• _Extrait_
* * * *
Alors, l’homme peut contempler la beauté dans le monde. L’estuaire de la Somme à Saint Valéry, par exemple ou les sources de la Buèges : « Lente invoquée des souterrains séjours/ cristallin bleuissant/ qui s’ouvre à l’Evidence/ et capte le Mystère »[7]. On y voit la portée philosophique de cette démarche qui tient en elle-même l’obscur pour le porter à la lumière.

Des mystères dans le monde cependant persistent : la mort et le désir. À lire 71 « Je vous assigne/ au sentiment que j’ai de l’étoile. » dit-il à Ariane. La force de l’homme est grande. Il se rebelle contre les dieux et les déesses qui comparaissent au tribunal des astres.  Mais la mort s’avance : « nous vivons lentement notre partance./ À quel port on atteint, quelles visions/ s’y gagnent ? »[8] C’est le dernier secret que le mourant emporte avec lui, celui de ses interrogations.

En septième et dernier moment vient l’amour de la vie et de ce qu’elle nous offre. Le poète dresse une liste des petits plaisirs de la vie quotidienne : « L’entropie d’un immense brouhaha/ Le dédain du langage commun/ La recherche de la simplicité la plus exquise/ Le silence lacté qui s’émerveille à la proue d’une rencontre/ La vie discrète au parler incertain, la/ Silhouette d’une biche fugace en un vert pré »[9]. On y voit des contradictions propres aux poètes: d’un côté « l’entropie du brouhaha », de l’autre « le dédain du langage commun ». Ces oppositions font partie de la vie et des hommes qui sont nos frères. Le poète ici chante en parfait humaniste. Mais en humaniste pour qui compte le secret de la vie.
* * * *
• _Données enregistrées_
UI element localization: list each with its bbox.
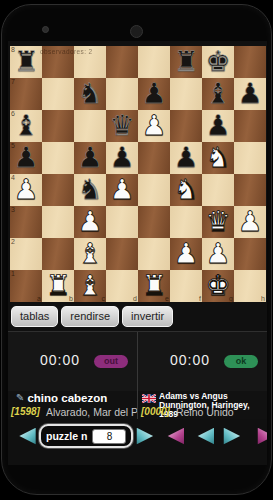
* * * *
• _Objectif 1_
Selon l'extrait, quels sont les deux mystères du monde qui persistent ?
• _Objectif 2_
Recopiez l'extrait depuis « Des mystères dans » jusqu'à « de ses interrogations. » inclus, en remplaçant « Ariane » par « Phèdre ».

• _Réponse de l'exercice 1_
La mort et le désir.

• _Réponse de l'exercice 2_
Des mystères dans le monde cependant persistent : la mort et le désir. À lire 71 « Je vous assigne/ au sentiment que j’ai de l’étoile. » dit-il à Phèdre. La force de l’homme est grande. Il se rebelle contre les dieux et les déesses qui comparaissent au tribunal des astres.  Mais la mort s’avance : « nous vivons lentement notre partance./ À quel port on atteint, quelles visions/ s’y gagnent ? »[8] C’est le dernier secret que le mourant emporte avec lui, celui de ses interrogations.